[Stored entries]
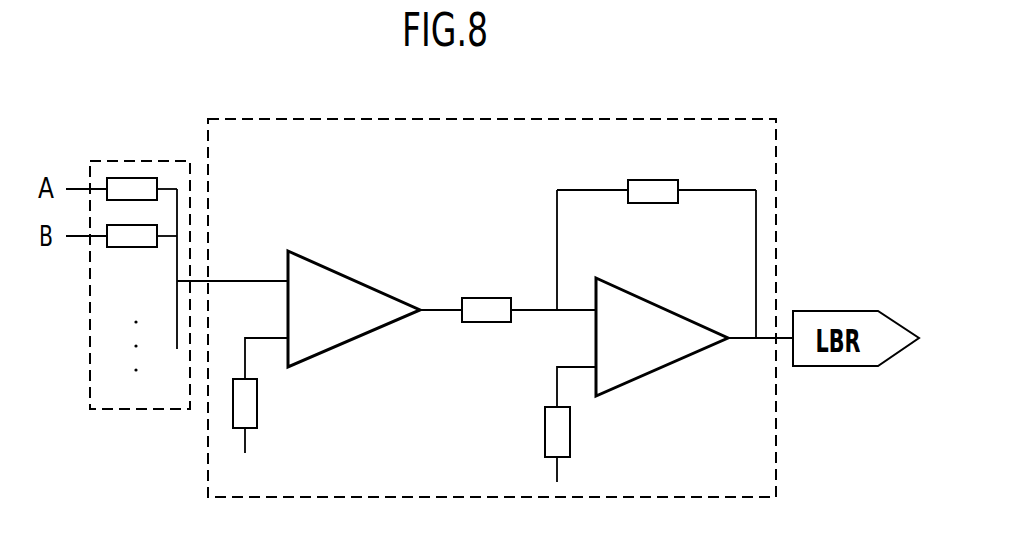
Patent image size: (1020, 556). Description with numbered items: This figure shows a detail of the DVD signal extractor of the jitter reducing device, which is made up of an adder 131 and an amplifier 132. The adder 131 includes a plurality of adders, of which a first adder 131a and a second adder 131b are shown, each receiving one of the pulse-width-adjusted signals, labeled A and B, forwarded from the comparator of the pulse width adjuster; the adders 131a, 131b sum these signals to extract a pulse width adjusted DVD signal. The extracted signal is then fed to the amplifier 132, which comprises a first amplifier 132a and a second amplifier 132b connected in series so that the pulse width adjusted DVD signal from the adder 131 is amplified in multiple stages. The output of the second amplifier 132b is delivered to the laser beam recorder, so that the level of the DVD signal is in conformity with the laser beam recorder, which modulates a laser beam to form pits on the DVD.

The adder 131 is at (137, 409).
The adder 131a is at (133, 178).
The adder 131b is at (133, 247).
The amplifier 132 is at (776, 165).
The first amplifier 132a is at (347, 280).
The second amplifier 132b is at (672, 318).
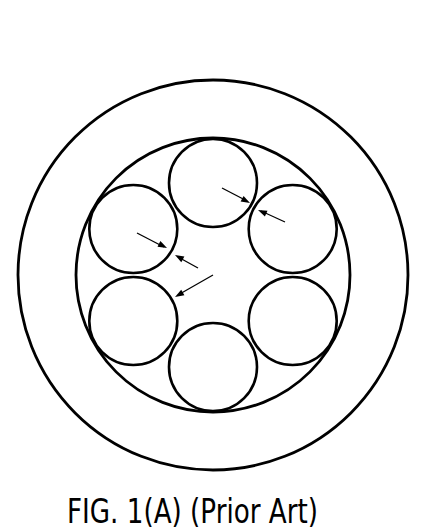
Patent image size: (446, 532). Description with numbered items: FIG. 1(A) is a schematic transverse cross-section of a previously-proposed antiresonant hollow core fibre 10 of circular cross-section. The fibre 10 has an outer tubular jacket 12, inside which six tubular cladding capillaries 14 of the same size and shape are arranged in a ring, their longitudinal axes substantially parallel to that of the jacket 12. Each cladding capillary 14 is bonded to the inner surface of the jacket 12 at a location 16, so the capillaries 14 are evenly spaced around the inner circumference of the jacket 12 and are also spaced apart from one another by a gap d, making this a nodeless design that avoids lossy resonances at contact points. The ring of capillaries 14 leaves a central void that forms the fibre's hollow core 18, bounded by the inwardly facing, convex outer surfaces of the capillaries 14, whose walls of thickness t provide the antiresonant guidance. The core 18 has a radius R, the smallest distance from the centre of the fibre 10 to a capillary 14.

The fibre 10 is at (84, 81).
The outer tubular jacket 12 is at (316, 440).
The cladding capillary 14 is at (256, 167).
The contact location 16 is at (212, 136).
The hollow core 18 is at (242, 262).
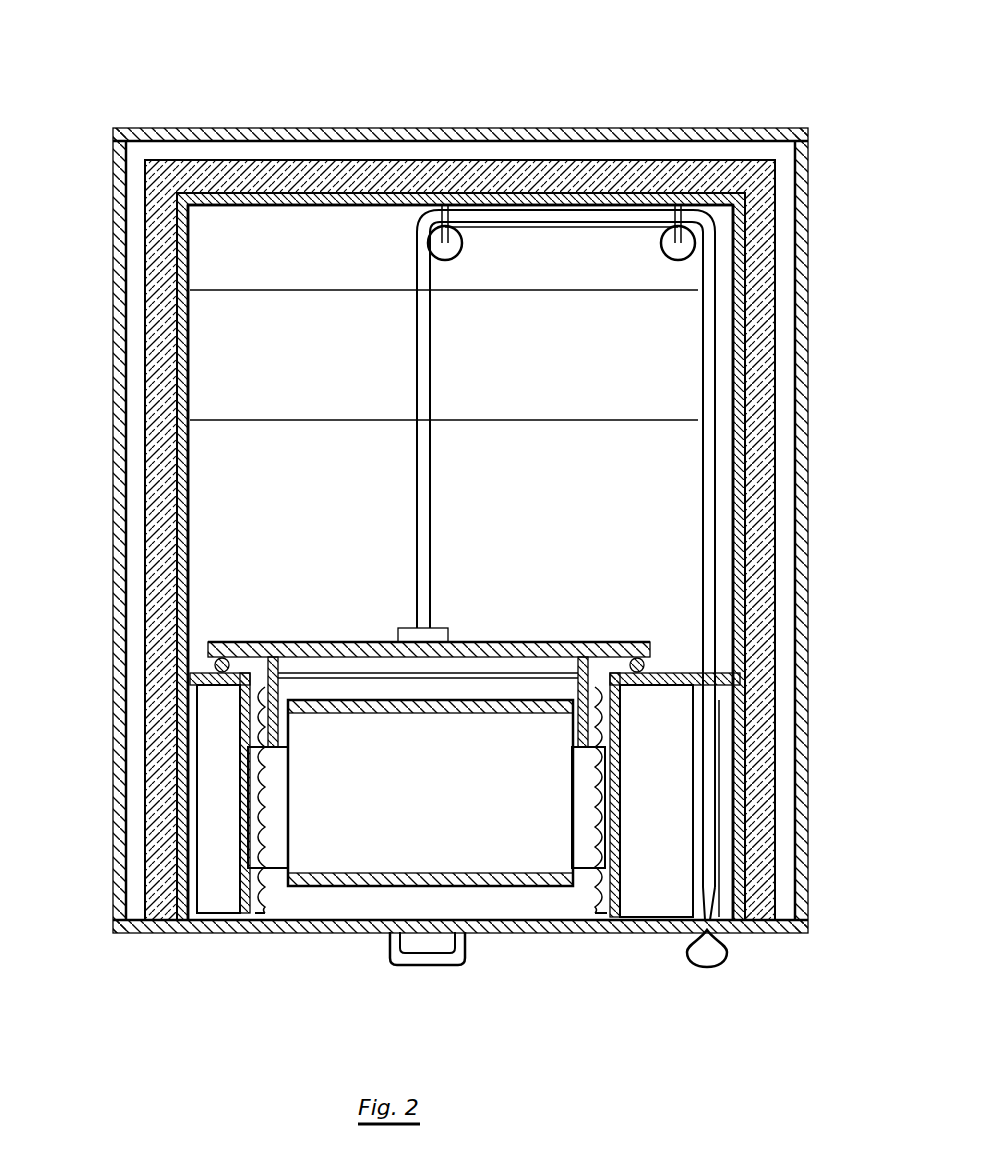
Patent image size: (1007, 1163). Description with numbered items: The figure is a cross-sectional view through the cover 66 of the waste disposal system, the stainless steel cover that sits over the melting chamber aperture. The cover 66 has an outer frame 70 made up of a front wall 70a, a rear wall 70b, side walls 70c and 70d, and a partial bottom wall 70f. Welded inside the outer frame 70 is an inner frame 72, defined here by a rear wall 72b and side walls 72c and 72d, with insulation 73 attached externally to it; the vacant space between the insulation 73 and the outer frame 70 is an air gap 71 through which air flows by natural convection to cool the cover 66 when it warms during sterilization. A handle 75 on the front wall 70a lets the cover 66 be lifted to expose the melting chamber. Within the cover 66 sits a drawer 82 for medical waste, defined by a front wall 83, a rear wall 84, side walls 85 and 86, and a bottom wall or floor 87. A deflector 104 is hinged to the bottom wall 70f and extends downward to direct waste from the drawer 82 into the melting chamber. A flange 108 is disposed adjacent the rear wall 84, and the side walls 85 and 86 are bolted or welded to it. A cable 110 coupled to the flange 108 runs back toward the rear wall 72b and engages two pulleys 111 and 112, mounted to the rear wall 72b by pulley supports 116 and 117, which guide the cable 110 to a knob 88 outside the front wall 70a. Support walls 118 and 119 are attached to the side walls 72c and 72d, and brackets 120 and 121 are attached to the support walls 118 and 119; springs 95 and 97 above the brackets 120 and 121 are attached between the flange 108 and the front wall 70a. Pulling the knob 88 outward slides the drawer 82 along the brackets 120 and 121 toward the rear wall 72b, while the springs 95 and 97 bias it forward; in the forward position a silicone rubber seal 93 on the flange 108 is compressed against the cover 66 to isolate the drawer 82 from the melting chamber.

The cover 66 is at (290, 93).
The outer frame 70 is at (812, 342).
The front wall 70a is at (533, 932).
The rear wall 70b is at (592, 128).
The side wall 70c is at (117, 607).
The side wall 70d is at (810, 583).
The partial bottom wall 70f is at (682, 812).
The air gap 71 is at (443, 146).
The inner frame 72 is at (192, 535).
The rear wall 72b is at (232, 210).
The side wall 72c is at (190, 462).
The side wall 72d is at (735, 513).
The insulation 73 is at (773, 467).
The handle 75 is at (423, 965).
The drawer 82 is at (337, 858).
The front wall 83 is at (413, 872).
The rear wall 84 is at (403, 713).
The side wall 85 is at (287, 743).
The side wall 86 is at (582, 740).
The bottom wall 87 is at (410, 803).
The knob 88 is at (707, 967).
The seal 93 is at (640, 659).
The spring 95 is at (262, 830).
The spring 97 is at (593, 800).
The deflector 104 is at (588, 355).
The flange 108 is at (520, 642).
The cable 110 is at (430, 487).
The pulley 111 is at (460, 253).
The pulley 112 is at (665, 257).
The pulley support 116 is at (437, 208).
The pulley support 117 is at (667, 208).
The support wall 118 is at (240, 780).
The support wall 119 is at (622, 740).
The bracket 120 is at (292, 793).
The bracket 121 is at (572, 845).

REQUIRED TASK: Copy the entries word for word from their beginning through the line that contains "The second amplifier 132b is at (672, 318).", including that line. Leave the pictures out of your copy.

SOLUTION TO THIS PROBLEM:
Patent image size: (1020, 556). Description with numbered items: This figure shows a detail of the DVD signal extractor of the jitter reducing device, which is made up of an adder 131 and an amplifier 132. The adder 131 includes a plurality of adders, of which a first adder 131a and a second adder 131b are shown, each receiving one of the pulse-width-adjusted signals, labeled A and B, forwarded from the comparator of the pulse width adjuster; the adders 131a, 131b sum these signals to extract a pulse width adjusted DVD signal. The extracted signal is then fed to the amplifier 132, which comprises a first amplifier 132a and a second amplifier 132b connected in series so that the pulse width adjusted DVD signal from the adder 131 is amplified in multiple stages. The output of the second amplifier 132b is delivered to the laser beam recorder, so that the level of the DVD signal is in conformity with the laser beam recorder, which modulates a laser beam to form pits on the DVD.

The adder 131 is at (137, 409).
The adder 131a is at (133, 178).
The adder 131b is at (133, 247).
The amplifier 132 is at (776, 165).
The first amplifier 132a is at (347, 280).
The second amplifier 132b is at (672, 318).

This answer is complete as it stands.